### [YOUR TASK]
Every line below that holds the string "session" should be copied out.
─── RECORDS PROVIDED ───
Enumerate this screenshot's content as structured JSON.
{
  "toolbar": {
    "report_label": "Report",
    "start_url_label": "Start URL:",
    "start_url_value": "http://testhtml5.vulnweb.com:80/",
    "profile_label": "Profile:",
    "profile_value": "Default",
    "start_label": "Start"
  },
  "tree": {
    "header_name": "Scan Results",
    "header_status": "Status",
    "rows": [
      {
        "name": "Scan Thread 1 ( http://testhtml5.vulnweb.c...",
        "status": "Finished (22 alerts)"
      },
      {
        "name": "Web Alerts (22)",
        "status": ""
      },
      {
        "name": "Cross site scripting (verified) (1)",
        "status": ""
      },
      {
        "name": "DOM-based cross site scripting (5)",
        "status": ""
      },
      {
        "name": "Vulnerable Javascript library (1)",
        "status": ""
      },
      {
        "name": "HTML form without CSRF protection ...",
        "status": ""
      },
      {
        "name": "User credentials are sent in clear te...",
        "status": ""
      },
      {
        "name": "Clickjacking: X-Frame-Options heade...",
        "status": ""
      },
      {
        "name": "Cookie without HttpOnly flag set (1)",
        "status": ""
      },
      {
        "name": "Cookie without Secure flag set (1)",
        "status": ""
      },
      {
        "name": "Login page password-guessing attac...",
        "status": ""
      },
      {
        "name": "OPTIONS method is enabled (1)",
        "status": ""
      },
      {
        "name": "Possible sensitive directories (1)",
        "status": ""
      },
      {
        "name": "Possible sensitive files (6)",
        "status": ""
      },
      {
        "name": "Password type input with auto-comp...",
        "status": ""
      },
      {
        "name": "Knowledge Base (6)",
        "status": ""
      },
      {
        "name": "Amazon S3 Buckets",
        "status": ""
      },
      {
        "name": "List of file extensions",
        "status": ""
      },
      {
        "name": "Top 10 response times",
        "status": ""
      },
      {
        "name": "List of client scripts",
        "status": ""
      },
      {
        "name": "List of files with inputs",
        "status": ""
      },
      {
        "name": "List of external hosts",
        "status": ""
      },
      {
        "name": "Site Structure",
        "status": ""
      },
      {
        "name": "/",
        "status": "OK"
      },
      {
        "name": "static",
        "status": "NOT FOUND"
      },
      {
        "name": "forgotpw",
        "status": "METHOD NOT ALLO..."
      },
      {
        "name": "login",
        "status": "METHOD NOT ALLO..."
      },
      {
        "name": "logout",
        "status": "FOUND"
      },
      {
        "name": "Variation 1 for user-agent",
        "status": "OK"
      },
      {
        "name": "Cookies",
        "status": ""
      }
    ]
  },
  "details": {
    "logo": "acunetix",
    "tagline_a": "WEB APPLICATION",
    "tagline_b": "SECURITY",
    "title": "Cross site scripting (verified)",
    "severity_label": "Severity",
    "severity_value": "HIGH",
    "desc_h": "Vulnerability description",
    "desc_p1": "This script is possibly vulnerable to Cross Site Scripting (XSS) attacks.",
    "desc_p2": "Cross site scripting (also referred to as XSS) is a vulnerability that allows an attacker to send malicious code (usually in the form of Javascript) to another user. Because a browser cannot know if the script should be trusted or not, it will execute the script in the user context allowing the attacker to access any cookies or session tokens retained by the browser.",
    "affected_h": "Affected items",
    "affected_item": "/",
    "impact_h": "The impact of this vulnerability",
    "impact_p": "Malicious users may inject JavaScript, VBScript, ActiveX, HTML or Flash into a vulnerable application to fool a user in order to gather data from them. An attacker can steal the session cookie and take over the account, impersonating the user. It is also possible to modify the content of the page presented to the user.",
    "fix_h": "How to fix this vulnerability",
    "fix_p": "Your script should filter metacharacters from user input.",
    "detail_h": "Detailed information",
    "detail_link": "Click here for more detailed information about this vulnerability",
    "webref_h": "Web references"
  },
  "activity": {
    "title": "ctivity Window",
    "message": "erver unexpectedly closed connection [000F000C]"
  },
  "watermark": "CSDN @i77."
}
───
### [ANSWER TO THIS EXERCISE]
    "desc_p2": "Cross site scripting (also referred to as XSS) is a vulnerability that allows an attacker to send malicious code (usually in the form of Javascript) to another user. Because a browser cannot know if the script should be trusted or not, it will execute the script in the user context allowing the attacker to access any cookies or session tokens retained by the browser.",
    "impact_p": "Malicious users may inject JavaScript, VBScript, ActiveX, HTML or Flash into a vulnerable application to fool a user in order to gather data from them. An attacker can steal the session cookie and take over the account, impersonating the user. It is also possible to modify the content of the page presented to the user.",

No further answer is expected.